> [THE PROBLEM] Write out the listing below exactly, and omit any images you find in it.
#####
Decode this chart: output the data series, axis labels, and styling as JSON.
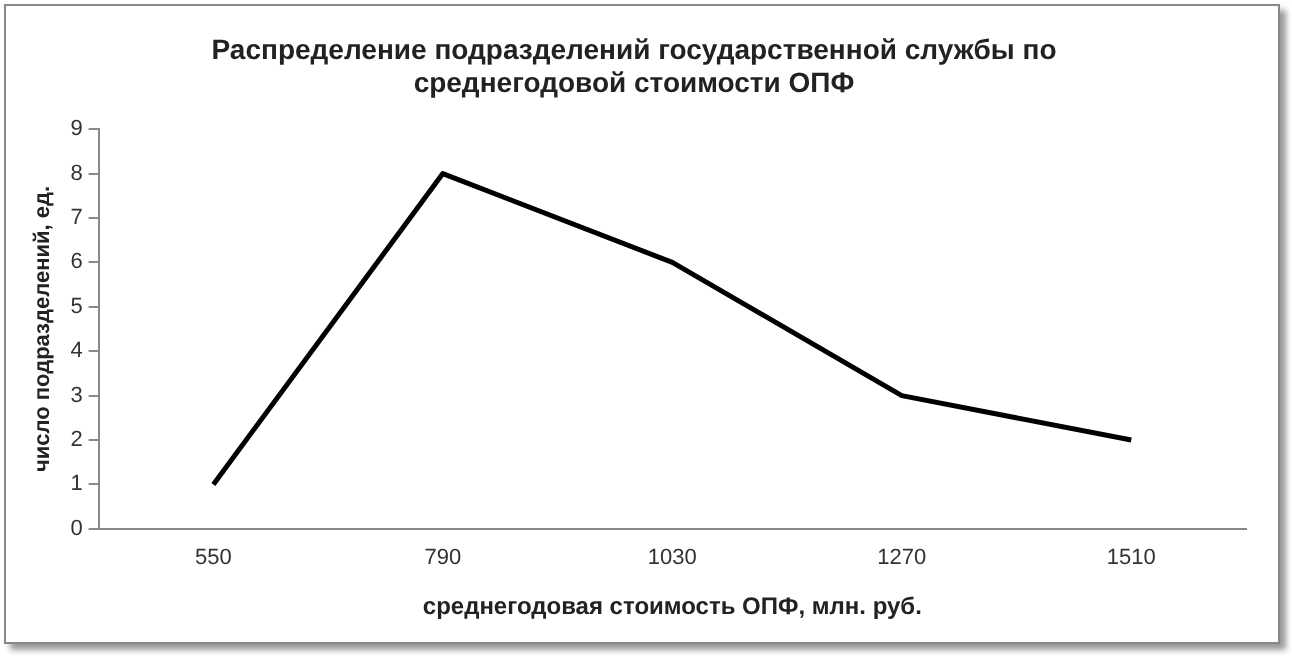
{
  "chart_data": {
    "type": "line",
    "title": "Распределение подразделений государственной службы по среднегодовой стоимости ОПФ",
    "xlabel": "среднегодовая стоимость ОПФ, млн. руб.",
    "ylabel": "число подразделений, ед.",
    "categories": [
      "550",
      "790",
      "1030",
      "1270",
      "1510"
    ],
    "series": [
      {
        "color": "#000000",
        "values": [
          1,
          8,
          6,
          3,
          2
        ]
      }
    ],
    "ylim": [
      0,
      9
    ],
    "yticks": [
      0,
      1,
      2,
      3,
      4,
      5,
      6,
      7,
      8,
      9
    ],
    "grid": false,
    "legend": false,
    "marker": "none",
    "line_style": "solid"
  }
}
#####
> [RESULT OF THIS EXERCISE]
Decode this chart: output the data series, axis labels, and styling as JSON.
{
  "chart_data": {
    "type": "line",
    "title": "Распределение подразделений государственной службы по среднегодовой стоимости ОПФ",
    "xlabel": "среднегодовая стоимость ОПФ, млн. руб.",
    "ylabel": "число подразделений, ед.",
    "categories": [
      "550",
      "790",
      "1030",
      "1270",
      "1510"
    ],
    "series": [
      {
        "color": "#000000",
        "values": [
          1,
          8,
          6,
          3,
          2
        ]
      }
    ],
    "ylim": [
      0,
      9
    ],
    "yticks": [
      0,
      1,
      2,
      3,
      4,
      5,
      6,
      7,
      8,
      9
    ],
    "grid": false,
    "legend": false,
    "marker": "none",
    "line_style": "solid"
  }
}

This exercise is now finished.